= What is needed =
Every record must be written out once more, with nothing added or omitted.

=====

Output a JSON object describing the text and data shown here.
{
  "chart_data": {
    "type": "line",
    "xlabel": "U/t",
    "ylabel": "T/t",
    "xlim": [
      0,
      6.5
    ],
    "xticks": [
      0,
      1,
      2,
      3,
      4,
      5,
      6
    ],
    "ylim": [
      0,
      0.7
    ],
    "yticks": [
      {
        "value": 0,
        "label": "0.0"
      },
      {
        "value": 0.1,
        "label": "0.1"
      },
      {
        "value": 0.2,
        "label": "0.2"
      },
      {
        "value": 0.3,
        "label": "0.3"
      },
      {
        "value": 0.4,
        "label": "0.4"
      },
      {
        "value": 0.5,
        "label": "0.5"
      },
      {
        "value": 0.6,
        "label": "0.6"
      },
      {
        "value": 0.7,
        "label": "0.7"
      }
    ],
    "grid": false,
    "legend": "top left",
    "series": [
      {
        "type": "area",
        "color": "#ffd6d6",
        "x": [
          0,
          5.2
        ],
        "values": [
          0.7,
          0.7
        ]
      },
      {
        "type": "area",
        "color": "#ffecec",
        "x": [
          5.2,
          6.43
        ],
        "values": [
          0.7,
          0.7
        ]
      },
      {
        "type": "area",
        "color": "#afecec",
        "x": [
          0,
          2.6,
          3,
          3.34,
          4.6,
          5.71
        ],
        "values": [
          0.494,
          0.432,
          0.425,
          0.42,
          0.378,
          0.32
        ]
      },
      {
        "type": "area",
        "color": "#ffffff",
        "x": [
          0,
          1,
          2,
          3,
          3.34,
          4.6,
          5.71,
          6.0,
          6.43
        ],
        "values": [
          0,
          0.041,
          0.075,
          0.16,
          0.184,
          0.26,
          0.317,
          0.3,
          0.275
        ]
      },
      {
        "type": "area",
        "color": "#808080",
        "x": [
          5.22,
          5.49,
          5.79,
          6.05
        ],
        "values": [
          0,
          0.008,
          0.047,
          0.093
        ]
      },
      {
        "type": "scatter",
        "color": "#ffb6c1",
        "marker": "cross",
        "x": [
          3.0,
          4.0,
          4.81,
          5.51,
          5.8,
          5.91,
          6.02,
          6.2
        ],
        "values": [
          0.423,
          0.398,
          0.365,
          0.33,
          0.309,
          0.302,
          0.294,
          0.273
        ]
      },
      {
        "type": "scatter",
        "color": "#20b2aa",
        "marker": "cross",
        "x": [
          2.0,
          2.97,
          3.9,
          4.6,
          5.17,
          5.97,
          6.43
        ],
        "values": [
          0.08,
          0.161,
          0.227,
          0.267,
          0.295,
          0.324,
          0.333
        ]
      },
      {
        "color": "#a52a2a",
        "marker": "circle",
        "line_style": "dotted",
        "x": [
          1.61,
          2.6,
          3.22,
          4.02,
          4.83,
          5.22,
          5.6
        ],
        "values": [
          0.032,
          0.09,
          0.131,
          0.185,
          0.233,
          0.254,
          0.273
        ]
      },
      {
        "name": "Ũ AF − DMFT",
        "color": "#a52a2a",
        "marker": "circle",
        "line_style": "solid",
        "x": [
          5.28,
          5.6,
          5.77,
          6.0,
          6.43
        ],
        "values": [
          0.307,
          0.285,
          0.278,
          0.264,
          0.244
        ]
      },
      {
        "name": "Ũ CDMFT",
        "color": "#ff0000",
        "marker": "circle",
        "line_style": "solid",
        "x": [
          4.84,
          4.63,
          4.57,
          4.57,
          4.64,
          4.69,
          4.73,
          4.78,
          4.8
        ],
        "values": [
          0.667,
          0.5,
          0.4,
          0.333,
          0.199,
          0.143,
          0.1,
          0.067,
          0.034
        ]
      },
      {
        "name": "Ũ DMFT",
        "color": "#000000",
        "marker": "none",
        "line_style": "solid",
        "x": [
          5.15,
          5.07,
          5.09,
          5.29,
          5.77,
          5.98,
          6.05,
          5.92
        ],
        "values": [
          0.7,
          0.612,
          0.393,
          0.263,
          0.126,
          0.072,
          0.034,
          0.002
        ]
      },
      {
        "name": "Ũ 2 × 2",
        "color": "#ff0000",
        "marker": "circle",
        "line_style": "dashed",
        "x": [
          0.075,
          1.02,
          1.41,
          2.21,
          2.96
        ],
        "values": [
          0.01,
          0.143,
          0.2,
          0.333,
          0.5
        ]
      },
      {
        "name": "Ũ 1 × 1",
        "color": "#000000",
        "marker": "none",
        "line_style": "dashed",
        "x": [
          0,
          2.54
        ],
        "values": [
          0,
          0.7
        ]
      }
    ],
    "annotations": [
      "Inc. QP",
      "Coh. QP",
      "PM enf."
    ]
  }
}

=====

= Answer below =
Output a JSON object describing the text and data shown here.
{
  "chart_data": {
    "type": "line",
    "xlabel": "U/t",
    "ylabel": "T/t",
    "xlim": [
      0,
      6.5
    ],
    "xticks": [
      0,
      1,
      2,
      3,
      4,
      5,
      6
    ],
    "ylim": [
      0,
      0.7
    ],
    "yticks": [
      {
        "value": 0,
        "label": "0.0"
      },
      {
        "value": 0.1,
        "label": "0.1"
      },
      {
        "value": 0.2,
        "label": "0.2"
      },
      {
        "value": 0.3,
        "label": "0.3"
      },
      {
        "value": 0.4,
        "label": "0.4"
      },
      {
        "value": 0.5,
        "label": "0.5"
      },
      {
        "value": 0.6,
        "label": "0.6"
      },
      {
        "value": 0.7,
        "label": "0.7"
      }
    ],
    "grid": false,
    "legend": "top left",
    "series": [
      {
        "type": "area",
        "color": "#ffd6d6",
        "x": [
          0,
          5.2
        ],
        "values": [
          0.7,
          0.7
        ]
      },
      {
        "type": "area",
        "color": "#ffecec",
        "x": [
          5.2,
          6.43
        ],
        "values": [
          0.7,
          0.7
        ]
      },
      {
        "type": "area",
        "color": "#afecec",
        "x": [
          0,
          2.6,
          3,
          3.34,
          4.6,
          5.71
        ],
        "values": [
          0.494,
          0.432,
          0.425,
          0.42,
          0.378,
          0.32
        ]
      },
      {
        "type": "area",
        "color": "#ffffff",
        "x": [
          0,
          1,
          2,
          3,
          3.34,
          4.6,
          5.71,
          6.0,
          6.43
        ],
        "values": [
          0,
          0.041,
          0.075,
          0.16,
          0.184,
          0.26,
          0.317,
          0.3,
          0.275
        ]
      },
      {
        "type": "area",
        "color": "#808080",
        "x": [
          5.22,
          5.49,
          5.79,
          6.05
        ],
        "values": [
          0,
          0.008,
          0.047,
          0.093
        ]
      },
      {
        "type": "scatter",
        "color": "#ffb6c1",
        "marker": "cross",
        "x": [
          3.0,
          4.0,
          4.81,
          5.51,
          5.8,
          5.91,
          6.02,
          6.2
        ],
        "values": [
          0.423,
          0.398,
          0.365,
          0.33,
          0.309,
          0.302,
          0.294,
          0.273
        ]
      },
      {
        "type": "scatter",
        "color": "#20b2aa",
        "marker": "cross",
        "x": [
          2.0,
          2.97,
          3.9,
          4.6,
          5.17,
          5.97,
          6.43
        ],
        "values": [
          0.08,
          0.161,
          0.227,
          0.267,
          0.295,
          0.324,
          0.333
        ]
      },
      {
        "color": "#a52a2a",
        "marker": "circle",
        "line_style": "dotted",
        "x": [
          1.61,
          2.6,
          3.22,
          4.02,
          4.83,
          5.22,
          5.6
        ],
        "values": [
          0.032,
          0.09,
          0.131,
          0.185,
          0.233,
          0.254,
          0.273
        ]
      },
      {
        "name": "Ũ AF − DMFT",
        "color": "#a52a2a",
        "marker": "circle",
        "line_style": "solid",
        "x": [
          5.28,
          5.6,
          5.77,
          6.0,
          6.43
        ],
        "values": [
          0.307,
          0.285,
          0.278,
          0.264,
          0.244
        ]
      },
      {
        "name": "Ũ CDMFT",
        "color": "#ff0000",
        "marker": "circle",
        "line_style": "solid",
        "x": [
          4.84,
          4.63,
          4.57,
          4.57,
          4.64,
          4.69,
          4.73,
          4.78,
          4.8
        ],
        "values": [
          0.667,
          0.5,
          0.4,
          0.333,
          0.199,
          0.143,
          0.1,
          0.067,
          0.034
        ]
      },
      {
        "name": "Ũ DMFT",
        "color": "#000000",
        "marker": "none",
        "line_style": "solid",
        "x": [
          5.15,
          5.07,
          5.09,
          5.29,
          5.77,
          5.98,
          6.05,
          5.92
        ],
        "values": [
          0.7,
          0.612,
          0.393,
          0.263,
          0.126,
          0.072,
          0.034,
          0.002
        ]
      },
      {
        "name": "Ũ 2 × 2",
        "color": "#ff0000",
        "marker": "circle",
        "line_style": "dashed",
        "x": [
          0.075,
          1.02,
          1.41,
          2.21,
          2.96
        ],
        "values": [
          0.01,
          0.143,
          0.2,
          0.333,
          0.5
        ]
      },
      {
        "name": "Ũ 1 × 1",
        "color": "#000000",
        "marker": "none",
        "line_style": "dashed",
        "x": [
          0,
          2.54
        ],
        "values": [
          0,
          0.7
        ]
      }
    ],
    "annotations": [
      "Inc. QP",
      "Coh. QP",
      "PM enf."
    ]
  }
}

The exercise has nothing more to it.